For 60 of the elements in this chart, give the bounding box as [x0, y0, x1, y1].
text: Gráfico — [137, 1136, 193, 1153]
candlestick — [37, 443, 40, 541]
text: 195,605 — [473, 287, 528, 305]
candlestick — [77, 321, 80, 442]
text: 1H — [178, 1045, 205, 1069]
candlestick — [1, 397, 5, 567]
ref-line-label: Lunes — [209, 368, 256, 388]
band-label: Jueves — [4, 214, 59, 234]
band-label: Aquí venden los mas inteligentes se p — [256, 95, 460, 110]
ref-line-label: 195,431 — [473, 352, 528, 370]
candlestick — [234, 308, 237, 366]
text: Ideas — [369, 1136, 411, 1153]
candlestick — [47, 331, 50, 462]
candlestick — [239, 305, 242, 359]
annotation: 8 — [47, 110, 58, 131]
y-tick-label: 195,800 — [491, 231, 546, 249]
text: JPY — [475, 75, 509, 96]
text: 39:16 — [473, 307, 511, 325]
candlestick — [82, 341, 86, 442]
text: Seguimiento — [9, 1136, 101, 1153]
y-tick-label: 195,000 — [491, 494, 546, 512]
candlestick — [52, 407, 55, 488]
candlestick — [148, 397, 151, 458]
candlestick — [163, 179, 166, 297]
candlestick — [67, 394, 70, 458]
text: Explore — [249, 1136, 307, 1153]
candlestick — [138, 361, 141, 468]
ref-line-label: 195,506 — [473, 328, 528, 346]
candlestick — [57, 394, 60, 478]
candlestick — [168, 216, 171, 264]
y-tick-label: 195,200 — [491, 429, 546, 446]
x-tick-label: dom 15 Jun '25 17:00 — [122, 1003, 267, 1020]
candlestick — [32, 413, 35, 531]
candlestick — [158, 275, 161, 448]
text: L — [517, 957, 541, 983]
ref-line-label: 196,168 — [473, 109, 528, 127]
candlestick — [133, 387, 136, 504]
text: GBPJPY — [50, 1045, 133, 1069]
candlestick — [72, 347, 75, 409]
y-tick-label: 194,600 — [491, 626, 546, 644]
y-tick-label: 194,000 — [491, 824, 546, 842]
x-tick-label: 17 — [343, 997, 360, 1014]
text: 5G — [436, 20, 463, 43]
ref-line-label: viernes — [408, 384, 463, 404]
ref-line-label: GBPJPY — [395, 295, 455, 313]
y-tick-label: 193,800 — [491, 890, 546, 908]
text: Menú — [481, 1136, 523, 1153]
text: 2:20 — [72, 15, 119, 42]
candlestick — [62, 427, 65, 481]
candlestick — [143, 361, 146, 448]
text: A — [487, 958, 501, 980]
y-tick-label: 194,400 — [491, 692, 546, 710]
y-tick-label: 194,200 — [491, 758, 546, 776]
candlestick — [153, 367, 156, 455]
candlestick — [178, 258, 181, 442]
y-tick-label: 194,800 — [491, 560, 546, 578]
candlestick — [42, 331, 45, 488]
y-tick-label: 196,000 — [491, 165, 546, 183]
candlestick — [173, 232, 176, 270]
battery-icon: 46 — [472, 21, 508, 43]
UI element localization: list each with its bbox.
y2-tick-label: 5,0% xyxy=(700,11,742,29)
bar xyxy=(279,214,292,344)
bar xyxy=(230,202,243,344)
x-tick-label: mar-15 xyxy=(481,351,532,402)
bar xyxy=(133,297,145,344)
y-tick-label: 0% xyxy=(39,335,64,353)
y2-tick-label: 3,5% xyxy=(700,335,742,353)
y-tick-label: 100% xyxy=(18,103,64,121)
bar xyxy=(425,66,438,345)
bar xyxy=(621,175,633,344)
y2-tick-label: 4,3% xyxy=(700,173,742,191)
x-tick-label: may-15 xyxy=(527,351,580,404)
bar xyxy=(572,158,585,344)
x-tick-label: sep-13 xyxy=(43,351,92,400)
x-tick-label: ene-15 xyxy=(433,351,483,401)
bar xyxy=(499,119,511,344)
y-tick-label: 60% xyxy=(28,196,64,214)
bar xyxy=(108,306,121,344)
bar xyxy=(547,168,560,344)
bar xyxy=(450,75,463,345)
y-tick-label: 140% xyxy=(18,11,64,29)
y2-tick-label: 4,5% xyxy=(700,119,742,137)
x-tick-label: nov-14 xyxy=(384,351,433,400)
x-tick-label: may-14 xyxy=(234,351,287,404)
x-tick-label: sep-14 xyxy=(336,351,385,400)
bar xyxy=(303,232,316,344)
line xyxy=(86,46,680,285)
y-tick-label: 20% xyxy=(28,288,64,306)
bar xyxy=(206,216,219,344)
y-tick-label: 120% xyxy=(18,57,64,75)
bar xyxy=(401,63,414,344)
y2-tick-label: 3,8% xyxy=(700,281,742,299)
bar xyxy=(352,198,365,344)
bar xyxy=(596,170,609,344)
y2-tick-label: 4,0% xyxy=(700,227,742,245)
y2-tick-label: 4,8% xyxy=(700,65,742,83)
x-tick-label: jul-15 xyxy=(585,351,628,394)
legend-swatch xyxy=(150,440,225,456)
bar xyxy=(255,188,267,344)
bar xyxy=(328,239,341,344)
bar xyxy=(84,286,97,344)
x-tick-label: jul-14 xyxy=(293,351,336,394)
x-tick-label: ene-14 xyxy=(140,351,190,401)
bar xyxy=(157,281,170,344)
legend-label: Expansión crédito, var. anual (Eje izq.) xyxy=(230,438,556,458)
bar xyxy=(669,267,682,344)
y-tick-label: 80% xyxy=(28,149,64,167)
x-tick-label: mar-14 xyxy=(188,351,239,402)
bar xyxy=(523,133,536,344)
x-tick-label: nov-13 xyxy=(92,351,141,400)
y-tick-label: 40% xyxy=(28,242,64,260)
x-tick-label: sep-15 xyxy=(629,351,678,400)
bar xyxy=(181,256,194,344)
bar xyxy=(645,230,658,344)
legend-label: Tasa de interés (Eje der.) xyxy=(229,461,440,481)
________________________________________
Task instructions — Reproduce each line of the rows above in which the word "legend" appears.

Result —
legend-swatch xyxy=(150,440,225,456)
legend-label: Expansión crédito, var. anual (Eje izq.) xyxy=(230,438,556,458)
legend-label: Tasa de interés (Eje der.) xyxy=(229,461,440,481)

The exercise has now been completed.